■ **PROBLEM TO WORK ON**
All material below is to be reproduced exactly.

■ **INPUT ROWS**
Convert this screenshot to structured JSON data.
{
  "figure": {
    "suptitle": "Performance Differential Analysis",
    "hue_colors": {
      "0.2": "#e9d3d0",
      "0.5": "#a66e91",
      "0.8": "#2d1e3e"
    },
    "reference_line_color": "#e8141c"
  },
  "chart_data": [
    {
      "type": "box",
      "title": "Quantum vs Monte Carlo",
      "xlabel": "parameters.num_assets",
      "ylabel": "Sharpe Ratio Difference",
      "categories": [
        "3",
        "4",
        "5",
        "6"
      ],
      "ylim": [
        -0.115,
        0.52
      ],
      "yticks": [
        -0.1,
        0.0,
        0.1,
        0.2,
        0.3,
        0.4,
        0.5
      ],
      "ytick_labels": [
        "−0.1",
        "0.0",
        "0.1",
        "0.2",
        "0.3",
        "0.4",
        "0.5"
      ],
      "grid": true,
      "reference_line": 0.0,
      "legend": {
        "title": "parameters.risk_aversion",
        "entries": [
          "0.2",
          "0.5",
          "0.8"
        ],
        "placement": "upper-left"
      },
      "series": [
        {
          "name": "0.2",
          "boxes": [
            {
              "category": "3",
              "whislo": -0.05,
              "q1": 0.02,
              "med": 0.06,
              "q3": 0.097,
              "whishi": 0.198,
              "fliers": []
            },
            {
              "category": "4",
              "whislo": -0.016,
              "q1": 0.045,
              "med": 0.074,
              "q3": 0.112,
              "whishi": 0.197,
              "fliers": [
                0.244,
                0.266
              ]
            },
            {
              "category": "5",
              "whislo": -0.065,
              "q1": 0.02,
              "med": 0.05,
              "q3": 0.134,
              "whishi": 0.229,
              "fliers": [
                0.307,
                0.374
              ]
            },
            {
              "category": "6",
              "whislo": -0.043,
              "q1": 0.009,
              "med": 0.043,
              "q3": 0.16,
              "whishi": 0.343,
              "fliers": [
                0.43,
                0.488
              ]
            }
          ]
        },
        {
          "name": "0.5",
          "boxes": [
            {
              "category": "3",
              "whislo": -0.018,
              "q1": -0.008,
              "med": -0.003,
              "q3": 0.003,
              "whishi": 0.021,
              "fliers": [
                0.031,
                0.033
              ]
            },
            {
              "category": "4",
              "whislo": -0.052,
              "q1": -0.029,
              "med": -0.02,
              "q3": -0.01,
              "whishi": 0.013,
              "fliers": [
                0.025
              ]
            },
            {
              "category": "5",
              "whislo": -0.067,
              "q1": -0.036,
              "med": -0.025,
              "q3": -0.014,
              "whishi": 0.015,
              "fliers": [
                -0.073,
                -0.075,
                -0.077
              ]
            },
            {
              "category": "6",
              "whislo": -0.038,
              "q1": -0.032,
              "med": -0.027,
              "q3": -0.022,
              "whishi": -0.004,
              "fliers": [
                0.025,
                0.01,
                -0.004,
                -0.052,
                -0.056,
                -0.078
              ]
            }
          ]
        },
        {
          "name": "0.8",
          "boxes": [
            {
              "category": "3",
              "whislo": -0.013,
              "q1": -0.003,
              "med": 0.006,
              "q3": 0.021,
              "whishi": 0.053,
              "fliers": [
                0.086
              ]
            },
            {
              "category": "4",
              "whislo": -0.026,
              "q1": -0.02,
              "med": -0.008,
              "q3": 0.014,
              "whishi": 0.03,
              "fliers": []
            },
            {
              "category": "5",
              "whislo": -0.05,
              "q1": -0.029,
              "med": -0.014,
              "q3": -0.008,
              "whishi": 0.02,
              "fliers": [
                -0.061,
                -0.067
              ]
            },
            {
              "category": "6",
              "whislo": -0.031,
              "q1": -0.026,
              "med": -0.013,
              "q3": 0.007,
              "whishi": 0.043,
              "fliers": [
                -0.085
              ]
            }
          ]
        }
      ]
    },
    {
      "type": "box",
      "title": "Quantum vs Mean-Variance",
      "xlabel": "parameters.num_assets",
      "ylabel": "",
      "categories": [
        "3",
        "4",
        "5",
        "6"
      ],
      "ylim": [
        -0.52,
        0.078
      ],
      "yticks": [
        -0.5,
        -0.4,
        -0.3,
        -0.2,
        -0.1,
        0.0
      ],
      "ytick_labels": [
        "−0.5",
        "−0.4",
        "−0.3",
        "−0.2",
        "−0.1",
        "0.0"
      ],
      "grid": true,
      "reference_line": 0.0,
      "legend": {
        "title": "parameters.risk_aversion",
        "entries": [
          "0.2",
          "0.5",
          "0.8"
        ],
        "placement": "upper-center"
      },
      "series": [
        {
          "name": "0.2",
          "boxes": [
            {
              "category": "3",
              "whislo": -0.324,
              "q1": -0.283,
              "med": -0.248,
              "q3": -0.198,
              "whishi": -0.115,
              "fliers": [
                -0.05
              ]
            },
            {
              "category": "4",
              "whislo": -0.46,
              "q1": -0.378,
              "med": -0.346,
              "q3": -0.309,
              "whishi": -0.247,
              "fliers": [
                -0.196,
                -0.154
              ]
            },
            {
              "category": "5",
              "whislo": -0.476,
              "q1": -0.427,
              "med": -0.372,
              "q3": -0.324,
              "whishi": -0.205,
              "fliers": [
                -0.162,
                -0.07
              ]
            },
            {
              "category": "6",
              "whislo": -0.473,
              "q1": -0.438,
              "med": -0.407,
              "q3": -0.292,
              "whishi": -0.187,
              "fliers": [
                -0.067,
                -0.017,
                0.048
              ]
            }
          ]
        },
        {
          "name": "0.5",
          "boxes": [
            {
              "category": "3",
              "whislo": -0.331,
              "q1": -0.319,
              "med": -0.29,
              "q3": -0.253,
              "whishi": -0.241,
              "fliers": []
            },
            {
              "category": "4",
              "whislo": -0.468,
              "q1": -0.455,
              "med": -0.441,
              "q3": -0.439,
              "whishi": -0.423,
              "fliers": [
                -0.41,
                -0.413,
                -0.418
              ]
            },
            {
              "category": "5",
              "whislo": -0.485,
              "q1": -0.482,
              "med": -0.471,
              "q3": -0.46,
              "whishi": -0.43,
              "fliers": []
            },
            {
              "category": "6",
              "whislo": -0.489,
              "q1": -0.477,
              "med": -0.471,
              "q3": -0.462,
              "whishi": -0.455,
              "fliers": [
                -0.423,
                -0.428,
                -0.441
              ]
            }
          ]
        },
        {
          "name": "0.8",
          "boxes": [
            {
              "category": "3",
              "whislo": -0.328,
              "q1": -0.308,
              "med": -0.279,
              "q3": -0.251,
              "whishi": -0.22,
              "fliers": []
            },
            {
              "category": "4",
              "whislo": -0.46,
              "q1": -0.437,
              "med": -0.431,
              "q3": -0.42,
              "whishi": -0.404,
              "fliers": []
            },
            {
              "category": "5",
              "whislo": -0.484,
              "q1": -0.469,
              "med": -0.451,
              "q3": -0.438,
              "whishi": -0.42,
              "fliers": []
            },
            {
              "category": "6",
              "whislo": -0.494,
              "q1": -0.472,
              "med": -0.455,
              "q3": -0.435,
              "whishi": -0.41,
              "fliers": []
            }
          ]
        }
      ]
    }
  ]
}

■ **CORRECT RESULT**
Convert this screenshot to structured JSON data.
{
  "figure": {
    "suptitle": "Performance Differential Analysis",
    "hue_colors": {
      "0.2": "#e9d3d0",
      "0.5": "#a66e91",
      "0.8": "#2d1e3e"
    },
    "reference_line_color": "#e8141c"
  },
  "chart_data": [
    {
      "type": "box",
      "title": "Quantum vs Monte Carlo",
      "xlabel": "parameters.num_assets",
      "ylabel": "Sharpe Ratio Difference",
      "categories": [
        "3",
        "4",
        "5",
        "6"
      ],
      "ylim": [
        -0.115,
        0.52
      ],
      "yticks": [
        -0.1,
        0.0,
        0.1,
        0.2,
        0.3,
        0.4,
        0.5
      ],
      "ytick_labels": [
        "−0.1",
        "0.0",
        "0.1",
        "0.2",
        "0.3",
        "0.4",
        "0.5"
      ],
      "grid": true,
      "reference_line": 0.0,
      "legend": {
        "title": "parameters.risk_aversion",
        "entries": [
          "0.2",
          "0.5",
          "0.8"
        ],
        "placement": "upper-left"
      },
      "series": [
        {
          "name": "0.2",
          "boxes": [
            {
              "category": "3",
              "whislo": -0.05,
              "q1": 0.02,
              "med": 0.06,
              "q3": 0.097,
              "whishi": 0.198,
              "fliers": []
            },
            {
              "category": "4",
              "whislo": -0.016,
              "q1": 0.045,
              "med": 0.074,
              "q3": 0.112,
              "whishi": 0.197,
              "fliers": [
                0.244,
                0.266
              ]
            },
            {
              "category": "5",
              "whislo": -0.065,
              "q1": 0.02,
              "med": 0.05,
              "q3": 0.134,
              "whishi": 0.229,
              "fliers": [
                0.307,
                0.374
              ]
            },
            {
              "category": "6",
              "whislo": -0.043,
              "q1": 0.009,
              "med": 0.043,
              "q3": 0.16,
              "whishi": 0.343,
              "fliers": [
                0.43,
                0.488
              ]
            }
          ]
        },
        {
          "name": "0.5",
          "boxes": [
            {
              "category": "3",
              "whislo": -0.018,
              "q1": -0.008,
              "med": -0.003,
              "q3": 0.003,
              "whishi": 0.021,
              "fliers": [
                0.031,
                0.033
              ]
            },
            {
              "category": "4",
              "whislo": -0.052,
              "q1": -0.029,
              "med": -0.02,
              "q3": -0.01,
              "whishi": 0.013,
              "fliers": [
                0.025
              ]
            },
            {
              "category": "5",
              "whislo": -0.067,
              "q1": -0.036,
              "med": -0.025,
              "q3": -0.014,
              "whishi": 0.015,
              "fliers": [
                -0.073,
                -0.075,
                -0.077
              ]
            },
            {
              "category": "6",
              "whislo": -0.038,
              "q1": -0.032,
              "med": -0.027,
              "q3": -0.022,
              "whishi": -0.004,
              "fliers": [
                0.025,
                0.01,
                -0.004,
                -0.052,
                -0.056,
                -0.078
              ]
            }
          ]
        },
        {
          "name": "0.8",
          "boxes": [
            {
              "category": "3",
              "whislo": -0.013,
              "q1": -0.003,
              "med": 0.006,
              "q3": 0.021,
              "whishi": 0.053,
              "fliers": [
                0.086
              ]
            },
            {
              "category": "4",
              "whislo": -0.026,
              "q1": -0.02,
              "med": -0.008,
              "q3": 0.014,
              "whishi": 0.03,
              "fliers": []
            },
            {
              "category": "5",
              "whislo": -0.05,
              "q1": -0.029,
              "med": -0.014,
              "q3": -0.008,
              "whishi": 0.02,
              "fliers": [
                -0.061,
                -0.067
              ]
            },
            {
              "category": "6",
              "whislo": -0.031,
              "q1": -0.026,
              "med": -0.013,
              "q3": 0.007,
              "whishi": 0.043,
              "fliers": [
                -0.085
              ]
            }
          ]
        }
      ]
    },
    {
      "type": "box",
      "title": "Quantum vs Mean-Variance",
      "xlabel": "parameters.num_assets",
      "ylabel": "",
      "categories": [
        "3",
        "4",
        "5",
        "6"
      ],
      "ylim": [
        -0.52,
        0.078
      ],
      "yticks": [
        -0.5,
        -0.4,
        -0.3,
        -0.2,
        -0.1,
        0.0
      ],
      "ytick_labels": [
        "−0.5",
        "−0.4",
        "−0.3",
        "−0.2",
        "−0.1",
        "0.0"
      ],
      "grid": true,
      "reference_line": 0.0,
      "legend": {
        "title": "parameters.risk_aversion",
        "entries": [
          "0.2",
          "0.5",
          "0.8"
        ],
        "placement": "upper-center"
      },
      "series": [
        {
          "name": "0.2",
          "boxes": [
            {
              "category": "3",
              "whislo": -0.324,
              "q1": -0.283,
              "med": -0.248,
              "q3": -0.198,
              "whishi": -0.115,
              "fliers": [
                -0.05
              ]
            },
            {
              "category": "4",
              "whislo": -0.46,
              "q1": -0.378,
              "med": -0.346,
              "q3": -0.309,
              "whishi": -0.247,
              "fliers": [
                -0.196,
                -0.154
              ]
            },
            {
              "category": "5",
              "whislo": -0.476,
              "q1": -0.427,
              "med": -0.372,
              "q3": -0.324,
              "whishi": -0.205,
              "fliers": [
                -0.162,
                -0.07
              ]
            },
            {
              "category": "6",
              "whislo": -0.473,
              "q1": -0.438,
              "med": -0.407,
              "q3": -0.292,
              "whishi": -0.187,
              "fliers": [
                -0.067,
                -0.017,
                0.048
              ]
            }
          ]
        },
        {
          "name": "0.5",
          "boxes": [
            {
              "category": "3",
              "whislo": -0.331,
              "q1": -0.319,
              "med": -0.29,
              "q3": -0.253,
              "whishi": -0.241,
              "fliers": []
            },
            {
              "category": "4",
              "whislo": -0.468,
              "q1": -0.455,
              "med": -0.441,
              "q3": -0.439,
              "whishi": -0.423,
              "fliers": [
                -0.41,
                -0.413,
                -0.418
              ]
            },
            {
              "category": "5",
              "whislo": -0.485,
              "q1": -0.482,
              "med": -0.471,
              "q3": -0.46,
              "whishi": -0.43,
              "fliers": []
            },
            {
              "category": "6",
              "whislo": -0.489,
              "q1": -0.477,
              "med": -0.471,
              "q3": -0.462,
              "whishi": -0.455,
              "fliers": [
                -0.423,
                -0.428,
                -0.441
              ]
            }
          ]
        },
        {
          "name": "0.8",
          "boxes": [
            {
              "category": "3",
              "whislo": -0.328,
              "q1": -0.308,
              "med": -0.279,
              "q3": -0.251,
              "whishi": -0.22,
              "fliers": []
            },
            {
              "category": "4",
              "whislo": -0.46,
              "q1": -0.437,
              "med": -0.431,
              "q3": -0.42,
              "whishi": -0.404,
              "fliers": []
            },
            {
              "category": "5",
              "whislo": -0.484,
              "q1": -0.469,
              "med": -0.451,
              "q3": -0.438,
              "whishi": -0.42,
              "fliers": []
            },
            {
              "category": "6",
              "whislo": -0.494,
              "q1": -0.472,
              "med": -0.455,
              "q3": -0.435,
              "whishi": -0.41,
              "fliers": []
            }
          ]
        }
      ]
    }
  ]
}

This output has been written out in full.